Find each line containing the string "JSON". Copy it.

-- begin SUPPLIED INFORMATION --

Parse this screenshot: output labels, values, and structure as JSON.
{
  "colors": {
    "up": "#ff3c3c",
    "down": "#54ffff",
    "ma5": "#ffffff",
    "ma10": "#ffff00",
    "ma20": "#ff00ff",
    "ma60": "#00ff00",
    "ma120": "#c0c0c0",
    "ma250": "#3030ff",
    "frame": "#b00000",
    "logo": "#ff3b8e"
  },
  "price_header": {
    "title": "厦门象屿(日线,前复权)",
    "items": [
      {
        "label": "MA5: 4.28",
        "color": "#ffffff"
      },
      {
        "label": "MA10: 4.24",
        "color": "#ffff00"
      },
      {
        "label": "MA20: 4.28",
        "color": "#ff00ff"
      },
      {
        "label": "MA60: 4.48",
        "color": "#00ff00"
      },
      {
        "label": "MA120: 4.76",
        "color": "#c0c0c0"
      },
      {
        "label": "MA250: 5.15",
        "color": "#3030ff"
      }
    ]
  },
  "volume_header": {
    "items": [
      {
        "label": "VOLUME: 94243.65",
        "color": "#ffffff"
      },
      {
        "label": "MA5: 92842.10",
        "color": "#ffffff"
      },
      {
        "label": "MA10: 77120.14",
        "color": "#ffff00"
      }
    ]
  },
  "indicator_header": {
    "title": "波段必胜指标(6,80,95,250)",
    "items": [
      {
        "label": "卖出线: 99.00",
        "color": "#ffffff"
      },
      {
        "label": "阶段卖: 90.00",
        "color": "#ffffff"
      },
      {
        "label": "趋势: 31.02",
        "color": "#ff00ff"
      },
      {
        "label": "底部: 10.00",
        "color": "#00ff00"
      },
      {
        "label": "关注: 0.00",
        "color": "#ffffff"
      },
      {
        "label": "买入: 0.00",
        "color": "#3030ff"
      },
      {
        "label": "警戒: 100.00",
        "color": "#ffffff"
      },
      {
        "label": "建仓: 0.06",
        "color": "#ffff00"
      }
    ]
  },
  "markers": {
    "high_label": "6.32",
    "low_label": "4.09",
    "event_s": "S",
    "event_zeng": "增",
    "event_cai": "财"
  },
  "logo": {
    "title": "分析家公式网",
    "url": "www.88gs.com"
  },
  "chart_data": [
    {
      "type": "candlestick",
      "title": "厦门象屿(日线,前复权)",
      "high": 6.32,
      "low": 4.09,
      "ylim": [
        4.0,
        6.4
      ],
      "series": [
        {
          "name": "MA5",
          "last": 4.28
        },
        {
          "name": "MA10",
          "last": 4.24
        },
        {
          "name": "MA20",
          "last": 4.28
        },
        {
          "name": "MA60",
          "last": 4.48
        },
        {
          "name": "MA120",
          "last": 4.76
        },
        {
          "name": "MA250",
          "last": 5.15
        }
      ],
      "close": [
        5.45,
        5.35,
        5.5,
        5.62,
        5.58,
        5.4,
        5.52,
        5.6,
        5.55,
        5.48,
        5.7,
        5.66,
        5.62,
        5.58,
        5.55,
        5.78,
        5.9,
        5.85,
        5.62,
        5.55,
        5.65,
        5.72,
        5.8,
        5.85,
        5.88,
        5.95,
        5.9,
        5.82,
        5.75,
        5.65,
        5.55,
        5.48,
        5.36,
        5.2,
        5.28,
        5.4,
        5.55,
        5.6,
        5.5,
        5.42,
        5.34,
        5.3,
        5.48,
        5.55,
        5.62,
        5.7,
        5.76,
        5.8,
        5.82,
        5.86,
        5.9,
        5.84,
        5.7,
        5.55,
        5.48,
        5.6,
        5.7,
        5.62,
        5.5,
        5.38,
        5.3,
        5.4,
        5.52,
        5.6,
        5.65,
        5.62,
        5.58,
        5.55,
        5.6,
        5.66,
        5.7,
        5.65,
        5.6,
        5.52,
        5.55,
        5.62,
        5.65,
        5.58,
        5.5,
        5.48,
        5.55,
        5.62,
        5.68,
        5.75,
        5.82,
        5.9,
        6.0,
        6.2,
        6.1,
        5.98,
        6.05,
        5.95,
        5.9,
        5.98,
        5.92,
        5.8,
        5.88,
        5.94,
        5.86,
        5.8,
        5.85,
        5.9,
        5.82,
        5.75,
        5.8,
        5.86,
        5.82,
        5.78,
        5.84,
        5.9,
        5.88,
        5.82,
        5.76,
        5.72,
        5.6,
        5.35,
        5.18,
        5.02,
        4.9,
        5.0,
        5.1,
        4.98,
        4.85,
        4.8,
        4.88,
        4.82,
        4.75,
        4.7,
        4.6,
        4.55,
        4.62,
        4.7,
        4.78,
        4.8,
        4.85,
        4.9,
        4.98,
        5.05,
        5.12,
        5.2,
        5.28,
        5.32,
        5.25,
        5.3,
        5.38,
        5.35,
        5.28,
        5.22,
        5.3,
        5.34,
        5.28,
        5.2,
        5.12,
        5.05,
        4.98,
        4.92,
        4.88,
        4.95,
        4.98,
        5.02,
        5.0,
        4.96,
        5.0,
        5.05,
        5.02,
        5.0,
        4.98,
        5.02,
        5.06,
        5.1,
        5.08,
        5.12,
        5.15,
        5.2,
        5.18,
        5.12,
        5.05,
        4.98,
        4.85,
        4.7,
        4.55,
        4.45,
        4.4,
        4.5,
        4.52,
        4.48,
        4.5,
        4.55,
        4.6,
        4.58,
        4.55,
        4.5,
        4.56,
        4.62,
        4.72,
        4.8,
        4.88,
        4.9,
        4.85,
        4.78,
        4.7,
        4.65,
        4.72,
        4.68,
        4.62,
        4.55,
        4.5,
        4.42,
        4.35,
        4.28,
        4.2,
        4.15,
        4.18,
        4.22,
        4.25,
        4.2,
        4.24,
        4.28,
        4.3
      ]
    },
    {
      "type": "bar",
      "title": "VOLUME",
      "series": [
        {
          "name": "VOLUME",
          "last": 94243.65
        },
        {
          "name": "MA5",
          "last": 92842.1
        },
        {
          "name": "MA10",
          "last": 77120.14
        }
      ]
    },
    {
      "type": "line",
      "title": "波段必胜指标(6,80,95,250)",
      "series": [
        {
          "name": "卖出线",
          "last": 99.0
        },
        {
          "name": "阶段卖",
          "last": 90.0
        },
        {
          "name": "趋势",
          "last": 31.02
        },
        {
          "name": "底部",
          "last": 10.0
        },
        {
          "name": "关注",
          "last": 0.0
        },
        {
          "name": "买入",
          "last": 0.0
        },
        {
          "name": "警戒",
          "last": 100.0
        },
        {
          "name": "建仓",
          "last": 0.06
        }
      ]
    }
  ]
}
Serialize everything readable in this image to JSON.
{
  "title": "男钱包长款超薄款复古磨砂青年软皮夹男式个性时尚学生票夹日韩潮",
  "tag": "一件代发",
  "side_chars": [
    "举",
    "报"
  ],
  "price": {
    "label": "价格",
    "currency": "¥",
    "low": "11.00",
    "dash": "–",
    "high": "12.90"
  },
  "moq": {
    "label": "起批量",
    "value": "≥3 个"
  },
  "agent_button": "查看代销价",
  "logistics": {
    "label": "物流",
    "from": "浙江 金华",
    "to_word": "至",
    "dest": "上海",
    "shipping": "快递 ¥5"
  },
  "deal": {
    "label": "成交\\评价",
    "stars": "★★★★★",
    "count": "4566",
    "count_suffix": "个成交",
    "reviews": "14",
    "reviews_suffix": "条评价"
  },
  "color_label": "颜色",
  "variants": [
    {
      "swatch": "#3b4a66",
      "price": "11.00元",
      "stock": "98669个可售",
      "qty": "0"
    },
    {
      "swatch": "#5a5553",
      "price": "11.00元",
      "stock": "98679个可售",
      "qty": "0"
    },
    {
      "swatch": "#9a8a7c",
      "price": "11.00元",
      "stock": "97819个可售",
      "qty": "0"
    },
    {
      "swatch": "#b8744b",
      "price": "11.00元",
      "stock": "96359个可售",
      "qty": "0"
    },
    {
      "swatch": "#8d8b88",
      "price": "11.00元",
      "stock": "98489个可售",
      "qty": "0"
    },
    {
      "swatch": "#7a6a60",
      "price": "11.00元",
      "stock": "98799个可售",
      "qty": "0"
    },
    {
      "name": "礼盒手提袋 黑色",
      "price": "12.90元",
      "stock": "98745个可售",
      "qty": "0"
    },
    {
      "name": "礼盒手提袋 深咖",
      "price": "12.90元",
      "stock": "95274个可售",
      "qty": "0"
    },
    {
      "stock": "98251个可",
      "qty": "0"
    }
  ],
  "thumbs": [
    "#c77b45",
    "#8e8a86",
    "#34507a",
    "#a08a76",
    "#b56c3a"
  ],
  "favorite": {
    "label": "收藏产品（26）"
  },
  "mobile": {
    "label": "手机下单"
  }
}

-- end SUPPLIED INFORMATION --

- [RESULT BELOW]
Parse this screenshot: output labels, values, and structure as JSON.
Serialize everything readable in this image to JSON.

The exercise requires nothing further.